» TASK DIRECTIONS:
Scan the listing below and copy every line holding "βαθμίδων".
★ ★ ★
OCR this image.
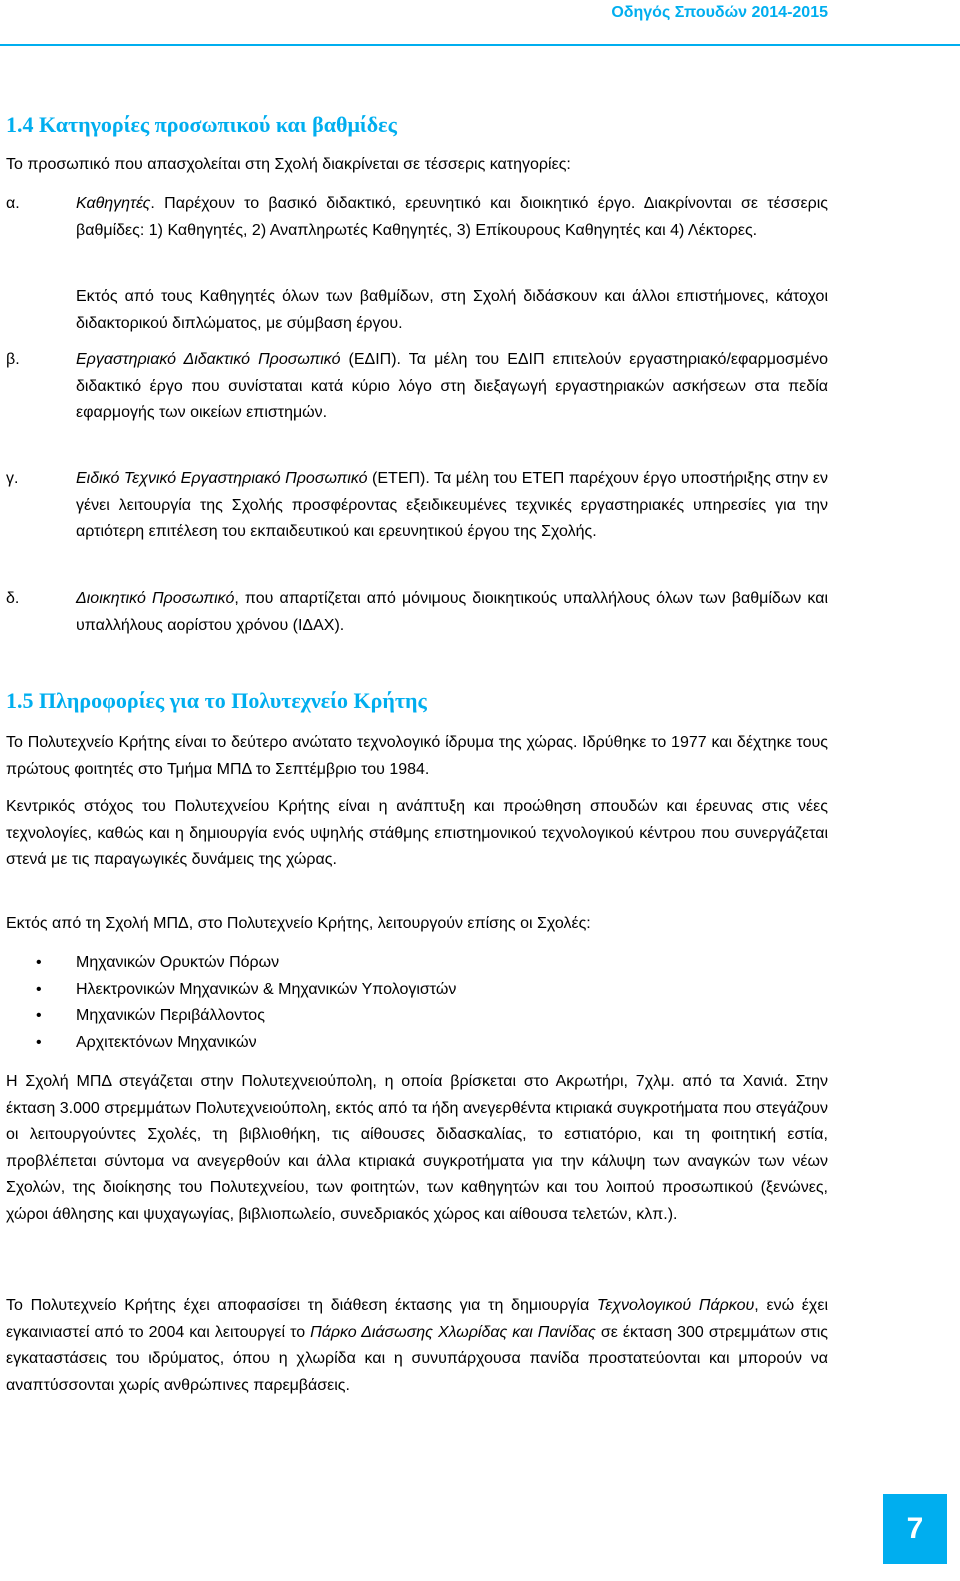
Οδηγός Σπουδών 2014-2015
1.4 Κατηγορίες προσωπικού και βαθμίδες
Το προσωπικό που απασχολείται στη Σχολή διακρίνεται σε τέσσερις κατηγορίες:
α.	Καθηγητές. Παρέχουν το βασικό διδακτικό, ερευνητικό και διοικητικό έργο. Διακρίνονται σε τέσσερις βαθμίδες: 1) Καθηγητές, 2) Αναπληρωτές Καθηγητές, 3) Επίκουρους Καθηγητές και 4) Λέκτορες.
Εκτός από τους Καθηγητές όλων των βαθμίδων, στη Σχολή διδάσκουν και άλλοι επιστήμονες, κάτοχοι διδακτορικού διπλώματος, με σύμβαση έργου.
β.	Εργαστηριακό Διδακτικό Προσωπικό (ΕΔΙΠ). Τα μέλη του ΕΔΙΠ επιτελούν εργαστηριακό/εφαρμοσμένο διδακτικό έργο που συνίσταται κατά κύριο λόγο στη διεξαγωγή εργαστηριακών ασκήσεων στα πεδία εφαρμογής των οικείων επιστημών.
γ.	Ειδικό Τεχνικό Εργαστηριακό Προσωπικό (ΕΤΕΠ). Τα μέλη του ΕΤΕΠ παρέχουν έργο υποστήριξης στην εν γένει λειτουργία της Σχολής προσφέροντας εξειδικευμένες τεχνικές εργαστηριακές υπηρεσίες για την αρτιότερη επιτέλεση του εκπαιδευτικού και ερευνητικού έργου της Σχολής.
δ.	Διοικητικό Προσωπικό, που απαρτίζεται από μόνιμους διοικητικούς υπαλλήλους όλων των βαθμίδων και υπαλλήλους αορίστου χρόνου (ΙΔΑΧ).
1.5 Πληροφορίες για το Πολυτεχνείο Κρήτης
Το Πολυτεχνείο Κρήτης είναι το δεύτερο ανώτατο τεχνολογικό ίδρυμα της χώρας. Ιδρύθηκε το 1977 και δέχτηκε τους πρώτους φοιτητές στο Τμήμα ΜΠΔ το Σεπτέμβριο του 1984.
Κεντρικός στόχος του Πολυτεχνείου Κρήτης είναι η ανάπτυξη και προώθηση σπουδών και έρευνας στις νέες τεχνολογίες, καθώς και η δημιουργία ενός υψηλής στάθμης επιστημονικού τεχνολογικού κέντρου που συνεργάζεται στενά με τις παραγωγικές δυνάμεις της χώρας.
Εκτός από τη Σχολή ΜΠΔ, στο Πολυτεχνείο Κρήτης, λειτουργούν επίσης οι Σχολές:
• Μηχανικών Ορυκτών Πόρων
• Ηλεκτρονικών Μηχανικών & Μηχανικών Υπολογιστών
• Μηχανικών Περιβάλλοντος
• Αρχιτεκτόνων Μηχανικών
Η Σχολή ΜΠΔ στεγάζεται στην Πολυτεχνειούπολη, η οποία βρίσκεται στο Ακρωτήρι, 7χλμ. από τα Χανιά. Στην έκταση 3.000 στρεμμάτων Πολυτεχνειούπολη, εκτός από τα ήδη ανεγερθέντα κτιριακά συγκροτήματα που στεγάζουν οι λειτουργούντες Σχολές, τη βιβλιοθήκη, τις αίθουσες διδασκαλίας, το εστιατόριο, και τη φοιτητική εστία, προβλέπεται σύντομα να ανεγερθούν και άλλα κτιριακά συγκροτήματα για την κάλυψη των αναγκών των νέων Σχολών, της διοίκησης του Πολυτεχνείου, των φοιτητών, των καθηγητών και του λοιπού προσωπικού (ξενώνες, χώροι άθλησης και ψυχαγωγίας, βιβλιοπωλείο, συνεδριακός χώρος και αίθουσα τελετών, κλπ.).
Το Πολυτεχνείο Κρήτης έχει αποφασίσει τη διάθεση έκτασης για τη δημιουργία Τεχνολογικού Πάρκου, ενώ έχει εγκαινιαστεί από το 2004 και λειτουργεί το Πάρκο Διάσωσης Χλωρίδας και Πανίδας σε έκταση 300 στρεμμάτων στις εγκαταστάσεις του ιδρύματος, όπου η χλωρίδα και η συνυπάρχουσα πανίδα προστατεύονται και μπορούν να αναπτύσσονται χωρίς ανθρώπινες παρεμβάσεις.
7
★ ★ ★
» THE RESULT:
Εκτός από τους Καθηγητές όλων των βαθμίδων, στη Σχολή διδάσκουν και άλλοι επιστήμονες, κάτοχοι διδακτορικού διπλώματος, με σύμβαση έργου.
δ.	Διοικητικό Προσωπικό, που απαρτίζεται από μόνιμους διοικητικούς υπαλλήλους όλων των βαθμίδων και υπαλλήλους αορίστου χρόνου (ΙΔΑΧ).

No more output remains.